> JOB
Keep only the lines of the listing that include the word "page", and copy them.
* Start ITEMS *
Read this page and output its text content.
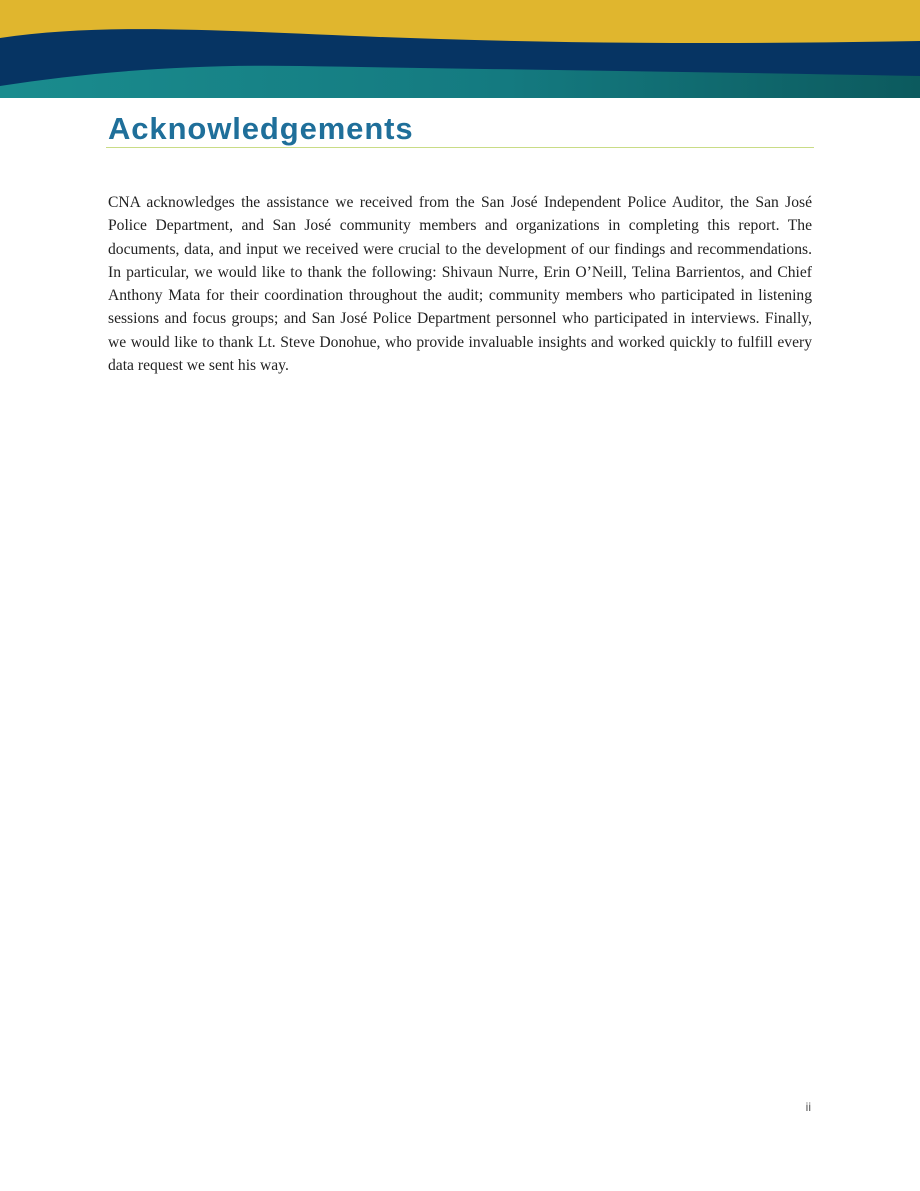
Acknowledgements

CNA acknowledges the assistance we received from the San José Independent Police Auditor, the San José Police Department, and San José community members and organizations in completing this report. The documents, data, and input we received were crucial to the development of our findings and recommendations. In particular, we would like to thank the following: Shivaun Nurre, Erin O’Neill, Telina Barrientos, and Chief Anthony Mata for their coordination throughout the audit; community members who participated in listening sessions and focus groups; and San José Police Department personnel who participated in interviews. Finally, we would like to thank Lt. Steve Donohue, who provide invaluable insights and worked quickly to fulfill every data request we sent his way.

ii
* End ITEMS *
* Start ITEMS *
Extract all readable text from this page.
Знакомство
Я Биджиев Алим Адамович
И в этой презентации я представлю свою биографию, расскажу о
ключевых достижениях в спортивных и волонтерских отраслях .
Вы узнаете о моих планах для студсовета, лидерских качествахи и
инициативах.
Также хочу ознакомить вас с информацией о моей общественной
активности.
* End ITEMS *
* Start ITEMS *
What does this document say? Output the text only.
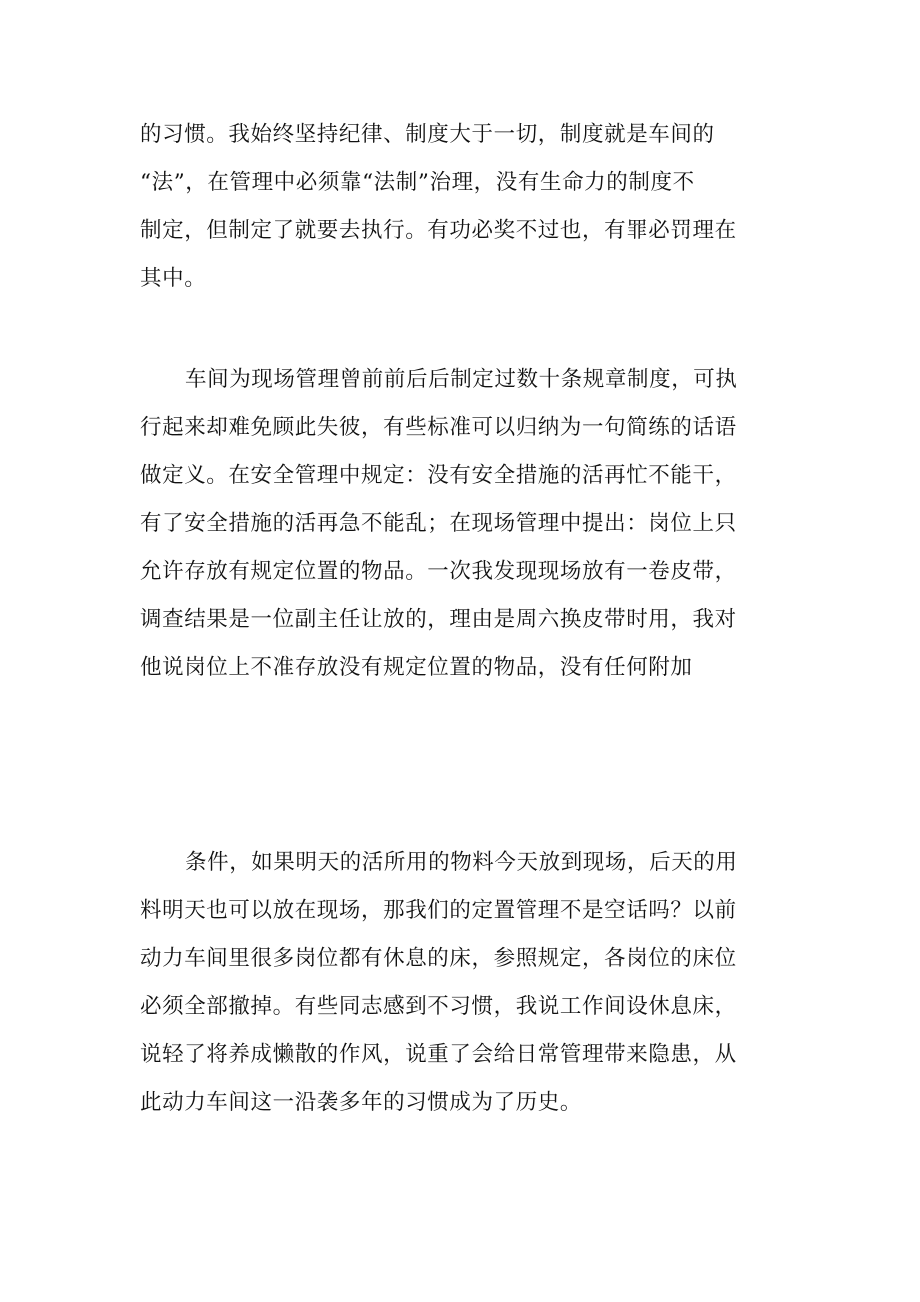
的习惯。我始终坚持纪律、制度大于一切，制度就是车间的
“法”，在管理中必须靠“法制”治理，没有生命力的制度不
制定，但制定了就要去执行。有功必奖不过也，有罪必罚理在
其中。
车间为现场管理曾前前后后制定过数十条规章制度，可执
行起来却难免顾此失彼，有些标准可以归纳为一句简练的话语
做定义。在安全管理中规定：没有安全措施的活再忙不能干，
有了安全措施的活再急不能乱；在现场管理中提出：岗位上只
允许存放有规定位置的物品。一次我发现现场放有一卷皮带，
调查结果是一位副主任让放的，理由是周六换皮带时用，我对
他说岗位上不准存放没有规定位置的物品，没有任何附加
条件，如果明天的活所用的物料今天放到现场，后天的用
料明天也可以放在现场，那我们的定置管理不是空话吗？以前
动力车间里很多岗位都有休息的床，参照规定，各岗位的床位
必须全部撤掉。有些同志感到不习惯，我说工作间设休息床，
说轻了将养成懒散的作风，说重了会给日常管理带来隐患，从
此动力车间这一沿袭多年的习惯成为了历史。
* End ITEMS *
> TASK OUTPUT
Read this page and output its text content.
Extract all readable text from this page.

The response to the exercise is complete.